**Exercise objective:**
Wherever the word "company" appears in a line, extract that line.

**Entries shown:**
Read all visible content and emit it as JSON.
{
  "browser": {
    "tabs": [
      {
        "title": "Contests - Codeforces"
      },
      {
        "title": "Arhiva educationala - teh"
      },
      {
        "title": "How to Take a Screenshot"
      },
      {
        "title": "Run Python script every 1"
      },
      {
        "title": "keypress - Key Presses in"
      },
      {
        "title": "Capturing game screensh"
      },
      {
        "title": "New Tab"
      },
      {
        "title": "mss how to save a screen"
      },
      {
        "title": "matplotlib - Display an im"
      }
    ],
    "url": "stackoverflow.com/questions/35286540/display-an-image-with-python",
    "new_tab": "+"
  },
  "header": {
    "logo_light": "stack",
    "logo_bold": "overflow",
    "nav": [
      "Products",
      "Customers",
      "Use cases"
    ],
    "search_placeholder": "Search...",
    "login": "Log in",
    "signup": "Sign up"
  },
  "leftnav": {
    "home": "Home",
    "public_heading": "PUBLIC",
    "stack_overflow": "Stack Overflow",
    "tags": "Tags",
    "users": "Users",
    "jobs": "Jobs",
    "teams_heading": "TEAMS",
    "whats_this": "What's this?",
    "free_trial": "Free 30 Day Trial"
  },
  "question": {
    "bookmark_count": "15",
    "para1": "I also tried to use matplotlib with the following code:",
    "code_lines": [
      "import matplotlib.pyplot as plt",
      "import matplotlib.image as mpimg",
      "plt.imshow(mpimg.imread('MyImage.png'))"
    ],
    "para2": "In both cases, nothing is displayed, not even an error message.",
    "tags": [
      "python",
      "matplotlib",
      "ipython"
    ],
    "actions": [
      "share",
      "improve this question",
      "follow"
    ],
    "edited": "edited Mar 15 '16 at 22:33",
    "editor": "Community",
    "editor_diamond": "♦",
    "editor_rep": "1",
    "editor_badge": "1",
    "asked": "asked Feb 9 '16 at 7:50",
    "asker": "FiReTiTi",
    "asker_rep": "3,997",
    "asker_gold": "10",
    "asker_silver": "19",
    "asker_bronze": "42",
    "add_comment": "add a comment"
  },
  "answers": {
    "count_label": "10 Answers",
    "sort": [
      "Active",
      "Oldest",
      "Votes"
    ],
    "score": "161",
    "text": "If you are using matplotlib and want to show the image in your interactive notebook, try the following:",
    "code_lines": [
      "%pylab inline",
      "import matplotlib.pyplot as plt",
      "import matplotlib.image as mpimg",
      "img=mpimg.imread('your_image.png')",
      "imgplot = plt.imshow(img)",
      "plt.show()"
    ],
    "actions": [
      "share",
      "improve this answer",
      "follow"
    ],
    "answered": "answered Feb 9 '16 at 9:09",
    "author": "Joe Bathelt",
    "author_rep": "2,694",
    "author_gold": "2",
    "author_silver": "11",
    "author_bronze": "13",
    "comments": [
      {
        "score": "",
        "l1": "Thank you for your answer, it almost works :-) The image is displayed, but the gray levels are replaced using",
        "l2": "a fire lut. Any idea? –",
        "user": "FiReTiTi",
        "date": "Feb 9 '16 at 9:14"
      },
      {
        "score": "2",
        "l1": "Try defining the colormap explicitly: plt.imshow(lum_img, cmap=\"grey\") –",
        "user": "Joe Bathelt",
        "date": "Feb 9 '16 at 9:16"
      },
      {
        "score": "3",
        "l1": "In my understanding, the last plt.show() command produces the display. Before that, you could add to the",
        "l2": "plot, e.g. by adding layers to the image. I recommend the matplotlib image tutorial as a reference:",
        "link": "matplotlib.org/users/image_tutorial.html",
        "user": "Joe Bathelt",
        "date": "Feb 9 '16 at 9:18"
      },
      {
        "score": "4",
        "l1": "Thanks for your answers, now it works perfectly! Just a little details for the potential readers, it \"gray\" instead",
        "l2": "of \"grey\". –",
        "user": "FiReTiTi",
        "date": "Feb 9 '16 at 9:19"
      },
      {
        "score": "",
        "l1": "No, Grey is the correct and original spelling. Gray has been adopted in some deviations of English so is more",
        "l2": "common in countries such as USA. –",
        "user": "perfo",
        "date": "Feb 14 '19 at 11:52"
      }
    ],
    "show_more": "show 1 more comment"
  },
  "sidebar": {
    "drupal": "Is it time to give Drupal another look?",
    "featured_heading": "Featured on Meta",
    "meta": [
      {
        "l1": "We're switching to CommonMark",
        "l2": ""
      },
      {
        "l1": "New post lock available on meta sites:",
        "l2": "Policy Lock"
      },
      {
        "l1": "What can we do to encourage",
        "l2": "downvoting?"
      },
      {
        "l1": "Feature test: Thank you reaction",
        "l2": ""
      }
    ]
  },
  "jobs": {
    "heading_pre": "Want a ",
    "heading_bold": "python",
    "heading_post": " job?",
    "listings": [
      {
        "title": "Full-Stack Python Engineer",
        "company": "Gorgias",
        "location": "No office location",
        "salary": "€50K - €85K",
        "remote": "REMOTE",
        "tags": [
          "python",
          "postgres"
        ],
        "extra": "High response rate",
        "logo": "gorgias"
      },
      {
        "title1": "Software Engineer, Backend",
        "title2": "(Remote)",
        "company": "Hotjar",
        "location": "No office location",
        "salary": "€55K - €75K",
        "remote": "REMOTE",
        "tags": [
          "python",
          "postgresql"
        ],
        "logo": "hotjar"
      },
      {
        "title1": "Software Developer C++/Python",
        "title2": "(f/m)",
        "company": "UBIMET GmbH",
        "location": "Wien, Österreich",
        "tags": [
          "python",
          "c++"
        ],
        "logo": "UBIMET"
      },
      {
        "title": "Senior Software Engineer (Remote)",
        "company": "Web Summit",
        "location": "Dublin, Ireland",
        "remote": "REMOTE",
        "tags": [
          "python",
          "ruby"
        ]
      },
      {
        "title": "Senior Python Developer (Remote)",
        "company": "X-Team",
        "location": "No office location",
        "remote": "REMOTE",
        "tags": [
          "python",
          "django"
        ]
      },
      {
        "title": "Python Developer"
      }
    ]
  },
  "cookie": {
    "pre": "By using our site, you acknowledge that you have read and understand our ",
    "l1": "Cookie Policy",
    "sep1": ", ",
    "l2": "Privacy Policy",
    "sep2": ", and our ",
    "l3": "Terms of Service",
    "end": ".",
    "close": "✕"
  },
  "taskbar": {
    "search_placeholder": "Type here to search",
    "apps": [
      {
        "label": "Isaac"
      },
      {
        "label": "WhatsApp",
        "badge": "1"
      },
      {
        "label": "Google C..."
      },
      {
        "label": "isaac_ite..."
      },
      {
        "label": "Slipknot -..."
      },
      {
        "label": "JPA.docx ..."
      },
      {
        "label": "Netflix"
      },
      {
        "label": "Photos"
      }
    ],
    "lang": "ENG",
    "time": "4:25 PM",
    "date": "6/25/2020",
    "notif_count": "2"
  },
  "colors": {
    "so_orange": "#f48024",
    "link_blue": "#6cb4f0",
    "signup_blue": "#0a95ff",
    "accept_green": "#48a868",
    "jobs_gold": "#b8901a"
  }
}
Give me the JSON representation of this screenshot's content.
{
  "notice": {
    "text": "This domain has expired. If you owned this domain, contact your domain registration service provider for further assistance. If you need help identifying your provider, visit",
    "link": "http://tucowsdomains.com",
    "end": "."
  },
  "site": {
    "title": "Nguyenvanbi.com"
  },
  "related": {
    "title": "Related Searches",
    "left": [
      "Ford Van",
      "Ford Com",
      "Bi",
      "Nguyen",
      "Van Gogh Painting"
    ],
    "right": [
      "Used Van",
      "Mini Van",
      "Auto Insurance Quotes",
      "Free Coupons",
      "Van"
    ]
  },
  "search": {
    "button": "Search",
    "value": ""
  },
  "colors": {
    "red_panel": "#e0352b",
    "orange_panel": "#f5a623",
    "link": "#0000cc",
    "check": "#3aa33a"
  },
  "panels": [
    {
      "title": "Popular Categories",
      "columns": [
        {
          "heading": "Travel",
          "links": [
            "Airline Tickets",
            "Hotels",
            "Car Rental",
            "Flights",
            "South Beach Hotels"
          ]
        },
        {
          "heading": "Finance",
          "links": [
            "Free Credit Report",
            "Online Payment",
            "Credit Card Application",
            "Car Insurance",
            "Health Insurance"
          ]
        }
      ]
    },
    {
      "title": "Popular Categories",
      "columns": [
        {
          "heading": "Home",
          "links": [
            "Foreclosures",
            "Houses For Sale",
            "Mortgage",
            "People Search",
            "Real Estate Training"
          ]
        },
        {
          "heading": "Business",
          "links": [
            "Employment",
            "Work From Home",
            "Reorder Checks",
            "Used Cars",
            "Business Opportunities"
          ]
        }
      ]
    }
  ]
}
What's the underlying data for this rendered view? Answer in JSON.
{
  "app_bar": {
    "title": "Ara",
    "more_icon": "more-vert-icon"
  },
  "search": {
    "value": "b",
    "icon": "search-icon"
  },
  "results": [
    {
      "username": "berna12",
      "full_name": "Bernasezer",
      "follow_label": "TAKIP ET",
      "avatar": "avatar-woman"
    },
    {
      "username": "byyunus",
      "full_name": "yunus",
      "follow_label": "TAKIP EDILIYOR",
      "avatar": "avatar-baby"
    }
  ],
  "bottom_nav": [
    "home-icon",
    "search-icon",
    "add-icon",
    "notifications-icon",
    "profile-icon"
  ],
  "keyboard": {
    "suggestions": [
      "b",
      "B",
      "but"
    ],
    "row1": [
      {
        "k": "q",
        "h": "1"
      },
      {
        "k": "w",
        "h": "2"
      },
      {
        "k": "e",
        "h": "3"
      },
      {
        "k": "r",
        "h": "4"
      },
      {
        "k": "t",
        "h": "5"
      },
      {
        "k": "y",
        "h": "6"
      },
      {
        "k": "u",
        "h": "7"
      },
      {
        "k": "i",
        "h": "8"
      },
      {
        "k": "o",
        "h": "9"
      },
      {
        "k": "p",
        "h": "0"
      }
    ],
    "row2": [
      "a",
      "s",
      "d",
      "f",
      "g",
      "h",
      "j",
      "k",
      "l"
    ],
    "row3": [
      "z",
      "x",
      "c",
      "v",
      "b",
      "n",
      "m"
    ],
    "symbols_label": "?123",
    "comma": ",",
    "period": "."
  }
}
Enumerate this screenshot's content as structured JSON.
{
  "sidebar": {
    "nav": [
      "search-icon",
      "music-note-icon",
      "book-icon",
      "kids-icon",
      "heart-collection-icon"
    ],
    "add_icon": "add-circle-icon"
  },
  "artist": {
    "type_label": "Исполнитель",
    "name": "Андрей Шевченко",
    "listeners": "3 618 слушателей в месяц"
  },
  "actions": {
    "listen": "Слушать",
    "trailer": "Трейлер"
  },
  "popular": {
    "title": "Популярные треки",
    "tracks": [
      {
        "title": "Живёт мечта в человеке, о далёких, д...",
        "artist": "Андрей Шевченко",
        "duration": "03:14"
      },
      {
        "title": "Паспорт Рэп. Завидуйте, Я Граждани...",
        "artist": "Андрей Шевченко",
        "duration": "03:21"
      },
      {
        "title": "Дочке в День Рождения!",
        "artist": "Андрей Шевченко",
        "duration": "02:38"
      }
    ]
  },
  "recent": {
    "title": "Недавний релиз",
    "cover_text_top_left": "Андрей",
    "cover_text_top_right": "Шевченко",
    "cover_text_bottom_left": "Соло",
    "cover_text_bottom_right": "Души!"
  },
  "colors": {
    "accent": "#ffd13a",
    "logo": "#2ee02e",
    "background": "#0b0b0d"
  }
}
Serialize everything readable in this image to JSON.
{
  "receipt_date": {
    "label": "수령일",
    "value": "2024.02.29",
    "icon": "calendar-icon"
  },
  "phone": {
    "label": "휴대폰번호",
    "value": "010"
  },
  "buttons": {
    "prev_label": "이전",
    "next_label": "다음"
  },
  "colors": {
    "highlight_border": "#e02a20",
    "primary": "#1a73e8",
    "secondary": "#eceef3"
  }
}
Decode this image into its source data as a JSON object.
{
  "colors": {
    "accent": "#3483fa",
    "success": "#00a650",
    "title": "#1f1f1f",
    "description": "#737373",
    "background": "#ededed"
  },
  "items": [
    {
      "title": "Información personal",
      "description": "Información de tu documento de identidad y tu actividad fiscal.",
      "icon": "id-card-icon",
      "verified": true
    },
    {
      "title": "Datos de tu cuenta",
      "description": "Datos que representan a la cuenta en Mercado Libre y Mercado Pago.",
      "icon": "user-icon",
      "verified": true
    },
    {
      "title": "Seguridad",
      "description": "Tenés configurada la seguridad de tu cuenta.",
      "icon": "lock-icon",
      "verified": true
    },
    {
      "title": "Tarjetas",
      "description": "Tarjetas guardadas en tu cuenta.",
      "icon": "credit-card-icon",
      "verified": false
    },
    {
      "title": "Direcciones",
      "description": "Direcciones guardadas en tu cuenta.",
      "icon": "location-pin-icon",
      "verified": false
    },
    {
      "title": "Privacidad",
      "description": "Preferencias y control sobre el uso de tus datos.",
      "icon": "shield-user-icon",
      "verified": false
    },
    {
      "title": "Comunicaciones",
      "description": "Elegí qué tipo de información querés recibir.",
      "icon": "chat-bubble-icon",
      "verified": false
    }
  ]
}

**Answer below:**
        "company": "Gorgias",
        "company": "Hotjar",
        "company": "UBIMET GmbH",
        "company": "Web Summit",
        "company": "X-Team",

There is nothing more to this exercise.